▶ STATED EXERCISE
Quote every line of the data below as it stands, omitting pictures.

▶ DATASET EXTRACT
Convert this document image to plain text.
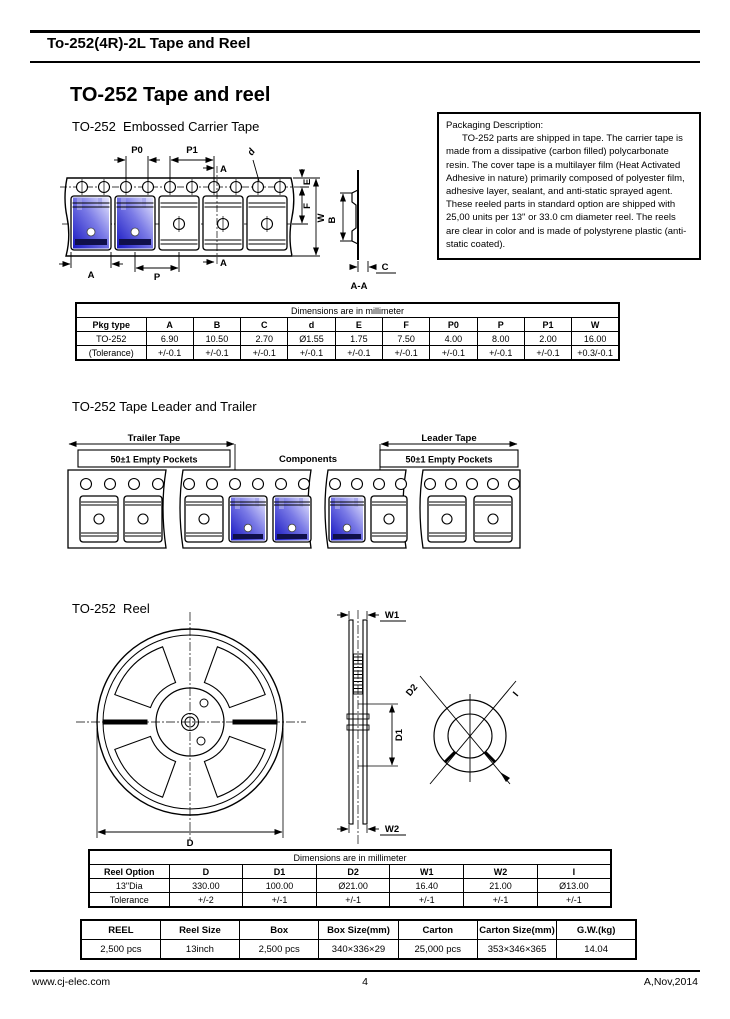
To-252(4R)-2L Tape and Reel
TO-252 Tape and reel
TO-252  Embossed Carrier Tape	Packaging Description:
TO-252 parts are shipped in tape. The carrier tape is made from a dissipative (carbon filled) polycarbonate resin. The cover tape is a multilayer film (Heat Activated Adhesive in nature) primarily composed of polyester film, adhesive layer, sealant, and anti-static sprayed agent. These reeled parts in standard option are shipped with 25,00 units per 13" or 33.0 cm diameter reel. The reels are clear in color and is made of polystyrene plastic (anti-static coated).
P0	P1
A
d
E
F
W
A	P
A
B
C
A-A
Dimensions are in millimeter										
Pkg type	A	B	C	d	E	F	P0	P	P1	W
TO-252	6.90	10.50	2.70	Ø1.55	1.75	7.50	4.00	8.00	2.00	16.00
(Tolerance)	+/-0.1	+/-0.1	+/-0.1	+/-0.1	+/-0.1	+/-0.1	+/-0.1	+/-0.1	+/-0.1	+0.3/-0.1
TO-252 Tape Leader and Trailer
Trailer Tape
50±1 Empty Pockets	Components
Leader Tape
50±1 Empty Pockets
TO-252  Reel
D
W1
W2
D1
D2	I
Dimensions are in millimeter						
Reel Option	D	D1	D2	W1	W2	I
13"Dia	330.00	100.00	Ø21.00	16.40	21.00	Ø13.00
Tolerance	+/-2	+/-1	+/-1	+/-1	+/-1	+/-1
REEL	Reel Size	Box	Box Size(mm)	Carton	Carton Size(mm)	G.W.(kg)
2,500 pcs	13inch	2,500 pcs	340×336×29	25,000 pcs	353×346×365	14.04
www.cj-elec.com	4	A,Nov,2014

▶ ANSWER FOR THIS EXERCISE
Convert this document image to plain text.
To-252(4R)-2L Tape and Reel
TO-252 Tape and reel
TO-252  Embossed Carrier Tape	Packaging Description:
TO-252 parts are shipped in tape. The carrier tape is made from a dissipative (carbon filled) polycarbonate resin. The cover tape is a multilayer film (Heat Activated Adhesive in nature) primarily composed of polyester film, adhesive layer, sealant, and anti-static sprayed agent. These reeled parts in standard option are shipped with 25,00 units per 13" or 33.0 cm diameter reel. The reels are clear in color and is made of polystyrene plastic (anti-static coated).
P0	P1
A
d
E
F
W
A	P
A
B
C
A-A
Dimensions are in millimeter										
Pkg type	A	B	C	d	E	F	P0	P	P1	W
TO-252	6.90	10.50	2.70	Ø1.55	1.75	7.50	4.00	8.00	2.00	16.00
(Tolerance)	+/-0.1	+/-0.1	+/-0.1	+/-0.1	+/-0.1	+/-0.1	+/-0.1	+/-0.1	+/-0.1	+0.3/-0.1
TO-252 Tape Leader and Trailer
Trailer Tape
50±1 Empty Pockets	Components
Leader Tape
50±1 Empty Pockets
TO-252  Reel
D
W1
W2
D1
D2	I
Dimensions are in millimeter						
Reel Option	D	D1	D2	W1	W2	I
13"Dia	330.00	100.00	Ø21.00	16.40	21.00	Ø13.00
Tolerance	+/-2	+/-1	+/-1	+/-1	+/-1	+/-1
REEL	Reel Size	Box	Box Size(mm)	Carton	Carton Size(mm)	G.W.(kg)
2,500 pcs	13inch	2,500 pcs	340×336×29	25,000 pcs	353×346×365	14.04
www.cj-elec.com	4	A,Nov,2014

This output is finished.